- **REQUIRED TASK**
Read through the records below and copy each line that uses the word "JSON".
┄┄┄┄┄┄┄┄┄┄┄┄┄┄┄┄┄┄┄┄
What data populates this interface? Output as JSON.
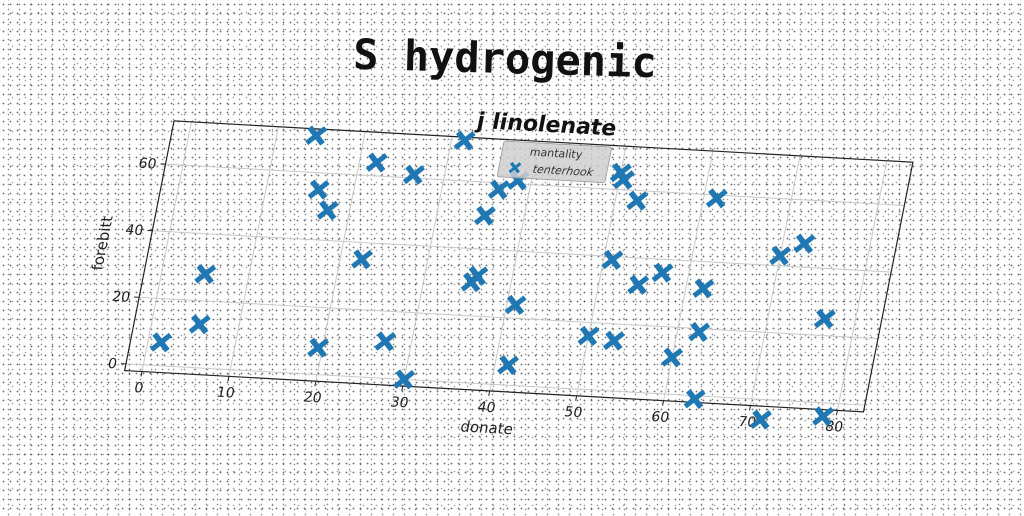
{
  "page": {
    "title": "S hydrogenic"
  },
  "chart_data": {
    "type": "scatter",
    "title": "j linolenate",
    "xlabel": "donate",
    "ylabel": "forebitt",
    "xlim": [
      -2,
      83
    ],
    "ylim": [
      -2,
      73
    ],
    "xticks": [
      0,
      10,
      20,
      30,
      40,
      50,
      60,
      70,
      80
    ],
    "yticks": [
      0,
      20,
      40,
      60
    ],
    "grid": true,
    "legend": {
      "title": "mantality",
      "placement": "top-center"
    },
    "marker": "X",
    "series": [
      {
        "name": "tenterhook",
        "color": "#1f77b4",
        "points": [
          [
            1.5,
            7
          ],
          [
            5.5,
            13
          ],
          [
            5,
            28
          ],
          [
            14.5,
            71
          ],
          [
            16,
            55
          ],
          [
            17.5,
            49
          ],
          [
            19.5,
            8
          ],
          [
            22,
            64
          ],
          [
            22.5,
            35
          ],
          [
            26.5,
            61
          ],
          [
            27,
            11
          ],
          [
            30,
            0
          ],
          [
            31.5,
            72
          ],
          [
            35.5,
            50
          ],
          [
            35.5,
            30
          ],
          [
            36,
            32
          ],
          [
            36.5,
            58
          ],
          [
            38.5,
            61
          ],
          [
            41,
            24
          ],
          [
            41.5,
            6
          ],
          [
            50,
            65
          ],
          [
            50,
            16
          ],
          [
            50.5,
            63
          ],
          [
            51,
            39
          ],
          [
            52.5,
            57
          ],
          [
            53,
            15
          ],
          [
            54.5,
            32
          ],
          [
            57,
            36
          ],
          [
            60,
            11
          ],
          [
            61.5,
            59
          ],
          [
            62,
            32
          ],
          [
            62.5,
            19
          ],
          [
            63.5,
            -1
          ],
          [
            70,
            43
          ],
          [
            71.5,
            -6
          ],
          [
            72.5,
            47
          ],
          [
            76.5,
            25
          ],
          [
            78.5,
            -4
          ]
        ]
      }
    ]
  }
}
┄┄┄┄┄┄┄┄┄┄┄┄┄┄┄┄┄┄┄┄
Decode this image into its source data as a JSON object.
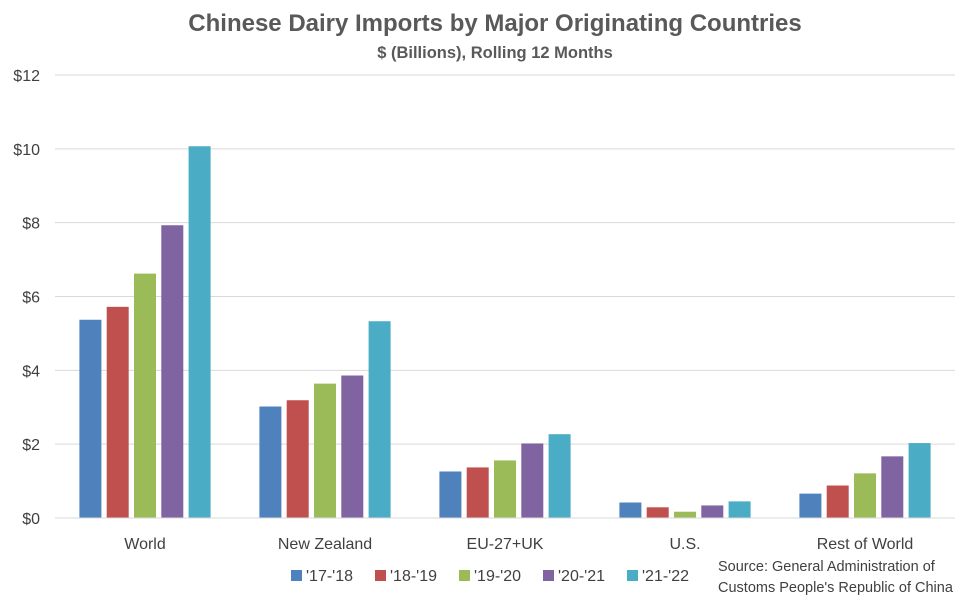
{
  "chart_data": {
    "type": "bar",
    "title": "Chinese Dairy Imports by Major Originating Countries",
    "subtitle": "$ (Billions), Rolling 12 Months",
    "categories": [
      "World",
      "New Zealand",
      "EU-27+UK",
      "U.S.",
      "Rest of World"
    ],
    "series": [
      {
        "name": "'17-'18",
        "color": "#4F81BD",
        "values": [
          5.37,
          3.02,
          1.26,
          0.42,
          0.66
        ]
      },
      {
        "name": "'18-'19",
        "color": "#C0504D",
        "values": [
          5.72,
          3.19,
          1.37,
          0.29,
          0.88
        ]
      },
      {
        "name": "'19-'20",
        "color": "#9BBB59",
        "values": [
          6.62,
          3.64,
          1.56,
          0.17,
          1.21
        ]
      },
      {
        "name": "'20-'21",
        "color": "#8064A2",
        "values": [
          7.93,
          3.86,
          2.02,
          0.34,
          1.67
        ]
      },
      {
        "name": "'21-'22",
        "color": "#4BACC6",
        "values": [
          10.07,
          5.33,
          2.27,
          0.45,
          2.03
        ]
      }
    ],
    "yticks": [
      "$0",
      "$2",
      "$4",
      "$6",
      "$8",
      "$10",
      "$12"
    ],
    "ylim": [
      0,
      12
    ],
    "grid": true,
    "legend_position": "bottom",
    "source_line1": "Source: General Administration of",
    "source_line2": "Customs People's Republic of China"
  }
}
┄┄┄┄┄┄┄┄┄┄┄┄┄┄┄┄┄┄┄┄
- **RESULT OF THIS EXERCISE**
What data populates this interface? Output as JSON.
Decode this image into its source data as a JSON object.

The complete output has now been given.